- [YOUR OBJECTIVE]: Spot every line with the word "Systems" and return it.

Items from a data source
———

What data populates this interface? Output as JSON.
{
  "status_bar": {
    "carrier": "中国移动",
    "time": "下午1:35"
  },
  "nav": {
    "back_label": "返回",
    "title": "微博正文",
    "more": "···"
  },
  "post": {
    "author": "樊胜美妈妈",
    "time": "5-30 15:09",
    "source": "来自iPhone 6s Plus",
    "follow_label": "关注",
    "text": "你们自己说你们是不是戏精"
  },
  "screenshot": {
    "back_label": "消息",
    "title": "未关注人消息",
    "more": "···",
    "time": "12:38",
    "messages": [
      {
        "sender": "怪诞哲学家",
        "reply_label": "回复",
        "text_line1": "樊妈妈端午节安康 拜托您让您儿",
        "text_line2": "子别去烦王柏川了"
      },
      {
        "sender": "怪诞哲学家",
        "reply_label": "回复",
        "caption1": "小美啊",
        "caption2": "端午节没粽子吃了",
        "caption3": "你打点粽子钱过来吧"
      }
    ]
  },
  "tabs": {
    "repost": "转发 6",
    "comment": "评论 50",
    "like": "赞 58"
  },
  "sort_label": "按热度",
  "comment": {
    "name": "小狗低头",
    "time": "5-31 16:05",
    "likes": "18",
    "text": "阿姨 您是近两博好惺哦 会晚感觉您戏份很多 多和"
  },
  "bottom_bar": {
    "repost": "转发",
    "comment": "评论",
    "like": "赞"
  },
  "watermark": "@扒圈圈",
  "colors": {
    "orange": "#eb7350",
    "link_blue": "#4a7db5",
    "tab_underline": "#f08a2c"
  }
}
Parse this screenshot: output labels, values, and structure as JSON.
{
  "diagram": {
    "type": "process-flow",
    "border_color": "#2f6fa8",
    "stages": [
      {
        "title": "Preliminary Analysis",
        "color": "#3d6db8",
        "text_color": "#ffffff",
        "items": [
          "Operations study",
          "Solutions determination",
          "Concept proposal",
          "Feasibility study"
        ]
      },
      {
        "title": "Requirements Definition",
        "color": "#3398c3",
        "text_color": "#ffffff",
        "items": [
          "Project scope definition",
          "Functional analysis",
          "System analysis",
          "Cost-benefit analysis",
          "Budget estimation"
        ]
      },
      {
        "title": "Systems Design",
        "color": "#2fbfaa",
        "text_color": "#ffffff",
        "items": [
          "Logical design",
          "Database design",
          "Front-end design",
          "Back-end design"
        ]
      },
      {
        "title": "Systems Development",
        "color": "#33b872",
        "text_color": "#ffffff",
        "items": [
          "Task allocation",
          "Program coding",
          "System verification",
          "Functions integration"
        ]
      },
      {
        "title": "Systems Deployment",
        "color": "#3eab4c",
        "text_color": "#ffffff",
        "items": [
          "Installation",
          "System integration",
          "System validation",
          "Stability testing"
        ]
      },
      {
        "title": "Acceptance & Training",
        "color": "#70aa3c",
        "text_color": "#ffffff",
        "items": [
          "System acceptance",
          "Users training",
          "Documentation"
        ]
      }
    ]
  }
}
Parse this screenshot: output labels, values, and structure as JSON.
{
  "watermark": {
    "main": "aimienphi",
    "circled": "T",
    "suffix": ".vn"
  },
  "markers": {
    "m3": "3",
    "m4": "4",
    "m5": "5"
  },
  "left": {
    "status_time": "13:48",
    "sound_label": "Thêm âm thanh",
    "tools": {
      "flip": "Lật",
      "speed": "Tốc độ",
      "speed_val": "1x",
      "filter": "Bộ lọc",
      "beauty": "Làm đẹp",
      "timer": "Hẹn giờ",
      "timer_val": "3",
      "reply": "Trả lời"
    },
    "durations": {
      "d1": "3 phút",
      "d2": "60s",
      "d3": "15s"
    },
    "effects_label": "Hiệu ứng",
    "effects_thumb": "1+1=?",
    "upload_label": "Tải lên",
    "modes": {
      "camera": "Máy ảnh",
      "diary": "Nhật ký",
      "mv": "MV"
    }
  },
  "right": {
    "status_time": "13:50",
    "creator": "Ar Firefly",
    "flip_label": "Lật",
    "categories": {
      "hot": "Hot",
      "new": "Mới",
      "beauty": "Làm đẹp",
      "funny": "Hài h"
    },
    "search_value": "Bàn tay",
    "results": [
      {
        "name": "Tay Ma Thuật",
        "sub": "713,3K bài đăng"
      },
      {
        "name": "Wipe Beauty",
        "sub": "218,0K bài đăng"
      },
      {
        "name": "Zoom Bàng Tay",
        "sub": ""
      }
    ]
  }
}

———

- [EXERCISE RESPONSE]:
        "title": "Systems Design",
        "title": "Systems Development",
        "title": "Systems Deployment",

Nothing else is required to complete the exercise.